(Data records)
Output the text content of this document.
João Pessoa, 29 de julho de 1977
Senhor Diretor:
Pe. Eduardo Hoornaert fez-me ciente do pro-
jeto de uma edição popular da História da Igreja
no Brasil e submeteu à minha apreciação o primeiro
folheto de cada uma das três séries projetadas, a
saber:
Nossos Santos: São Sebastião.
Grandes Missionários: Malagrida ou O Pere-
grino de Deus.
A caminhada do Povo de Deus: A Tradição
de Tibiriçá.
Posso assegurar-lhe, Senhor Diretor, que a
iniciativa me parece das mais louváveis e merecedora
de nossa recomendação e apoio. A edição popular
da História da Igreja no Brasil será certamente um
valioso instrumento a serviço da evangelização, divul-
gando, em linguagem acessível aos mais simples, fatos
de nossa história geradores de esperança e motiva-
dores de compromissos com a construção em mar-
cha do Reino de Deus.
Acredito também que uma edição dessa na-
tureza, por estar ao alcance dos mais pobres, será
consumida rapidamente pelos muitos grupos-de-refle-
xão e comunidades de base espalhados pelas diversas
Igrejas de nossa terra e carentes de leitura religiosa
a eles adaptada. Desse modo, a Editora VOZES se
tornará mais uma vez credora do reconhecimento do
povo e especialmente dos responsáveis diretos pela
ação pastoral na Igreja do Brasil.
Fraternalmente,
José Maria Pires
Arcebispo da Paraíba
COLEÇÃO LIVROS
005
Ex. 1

Problem requirements: Every entry must be retyped in full, exactly as given.

Result of this task:
Output the text content of this document.
João Pessoa, 29 de julho de 1977
Senhor Diretor:
Pe. Eduardo Hoornaert fez-me ciente do pro-
jeto de uma edição popular da História da Igreja
no Brasil e submeteu à minha apreciação o primeiro
folheto de cada uma das três séries projetadas, a
saber:
Nossos Santos: São Sebastião.
Grandes Missionários: Malagrida ou O Pere-
grino de Deus.
A caminhada do Povo de Deus: A Tradição
de Tibiriçá.
Posso assegurar-lhe, Senhor Diretor, que a
iniciativa me parece das mais louváveis e merecedora
de nossa recomendação e apoio. A edição popular
da História da Igreja no Brasil será certamente um
valioso instrumento a serviço da evangelização, divul-
gando, em linguagem acessível aos mais simples, fatos
de nossa história geradores de esperança e motiva-
dores de compromissos com a construção em mar-
cha do Reino de Deus.
Acredito também que uma edição dessa na-
tureza, por estar ao alcance dos mais pobres, será
consumida rapidamente pelos muitos grupos-de-refle-
xão e comunidades de base espalhados pelas diversas
Igrejas de nossa terra e carentes de leitura religiosa
a eles adaptada. Desse modo, a Editora VOZES se
tornará mais uma vez credora do reconhecimento do
povo e especialmente dos responsáveis diretos pela
ação pastoral na Igreja do Brasil.
Fraternalmente,
José Maria Pires
Arcebispo da Paraíba
COLEÇÃO LIVROS
005
Ex. 1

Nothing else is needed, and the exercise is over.